Records supplied:
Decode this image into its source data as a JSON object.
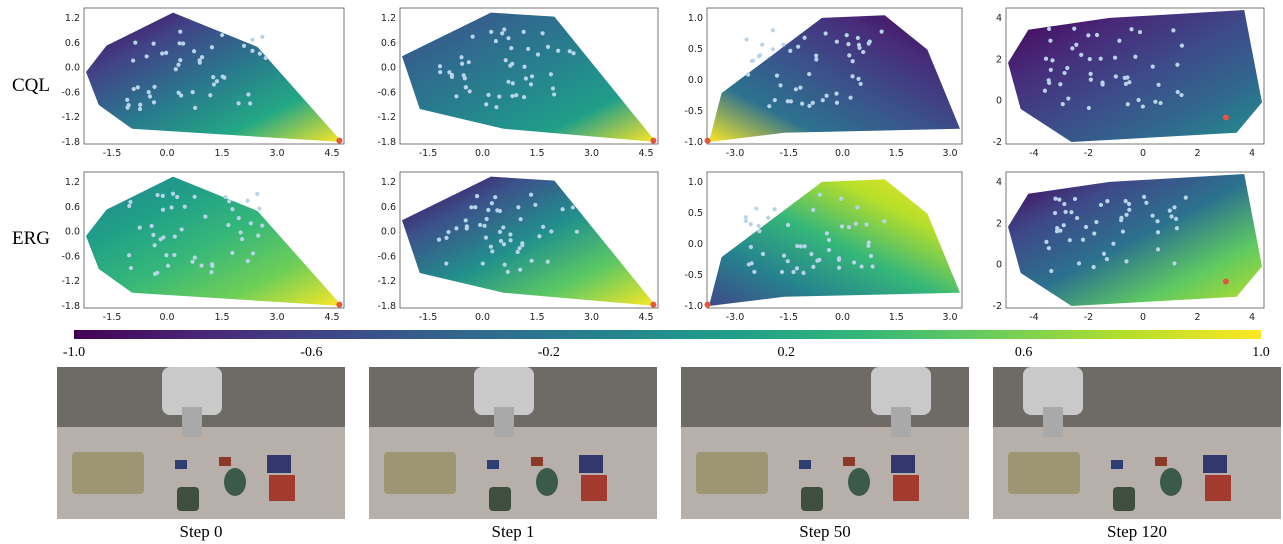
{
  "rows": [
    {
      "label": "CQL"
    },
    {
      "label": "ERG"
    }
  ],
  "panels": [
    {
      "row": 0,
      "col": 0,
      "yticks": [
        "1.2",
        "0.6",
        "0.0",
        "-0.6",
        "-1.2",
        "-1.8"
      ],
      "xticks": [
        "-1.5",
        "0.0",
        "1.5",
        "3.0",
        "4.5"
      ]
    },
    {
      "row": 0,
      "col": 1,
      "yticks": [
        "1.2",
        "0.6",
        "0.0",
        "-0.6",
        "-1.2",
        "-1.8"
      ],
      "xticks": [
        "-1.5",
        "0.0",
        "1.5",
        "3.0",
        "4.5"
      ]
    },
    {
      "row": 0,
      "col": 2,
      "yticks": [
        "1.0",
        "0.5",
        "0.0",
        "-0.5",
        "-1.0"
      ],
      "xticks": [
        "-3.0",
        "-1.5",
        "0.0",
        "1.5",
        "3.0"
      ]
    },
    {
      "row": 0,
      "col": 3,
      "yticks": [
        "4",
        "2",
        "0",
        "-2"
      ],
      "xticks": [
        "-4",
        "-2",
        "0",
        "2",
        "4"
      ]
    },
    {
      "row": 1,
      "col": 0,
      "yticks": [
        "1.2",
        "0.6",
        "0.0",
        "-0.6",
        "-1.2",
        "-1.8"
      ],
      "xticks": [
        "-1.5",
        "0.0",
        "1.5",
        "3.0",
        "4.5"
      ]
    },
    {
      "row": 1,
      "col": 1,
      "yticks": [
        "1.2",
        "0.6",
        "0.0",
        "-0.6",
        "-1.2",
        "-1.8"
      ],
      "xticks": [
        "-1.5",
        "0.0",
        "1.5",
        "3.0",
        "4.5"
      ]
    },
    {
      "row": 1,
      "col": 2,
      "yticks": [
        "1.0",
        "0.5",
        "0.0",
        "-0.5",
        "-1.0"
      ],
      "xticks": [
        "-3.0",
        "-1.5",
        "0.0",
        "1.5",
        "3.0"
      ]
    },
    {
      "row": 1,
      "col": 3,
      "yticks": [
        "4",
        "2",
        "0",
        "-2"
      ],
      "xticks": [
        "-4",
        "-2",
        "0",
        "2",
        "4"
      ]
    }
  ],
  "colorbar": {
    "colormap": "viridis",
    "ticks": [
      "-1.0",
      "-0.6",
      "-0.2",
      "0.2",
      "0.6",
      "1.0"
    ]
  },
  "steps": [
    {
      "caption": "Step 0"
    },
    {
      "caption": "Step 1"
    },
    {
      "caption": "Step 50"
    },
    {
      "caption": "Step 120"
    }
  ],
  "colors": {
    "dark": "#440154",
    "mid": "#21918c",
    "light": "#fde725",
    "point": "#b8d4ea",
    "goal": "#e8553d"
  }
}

Task statement: Find every line in the records above that contains the word "caption", and copy each one.

Output:
      "caption": "Step 0"
      "caption": "Step 1"
      "caption": "Step 50"
      "caption": "Step 120"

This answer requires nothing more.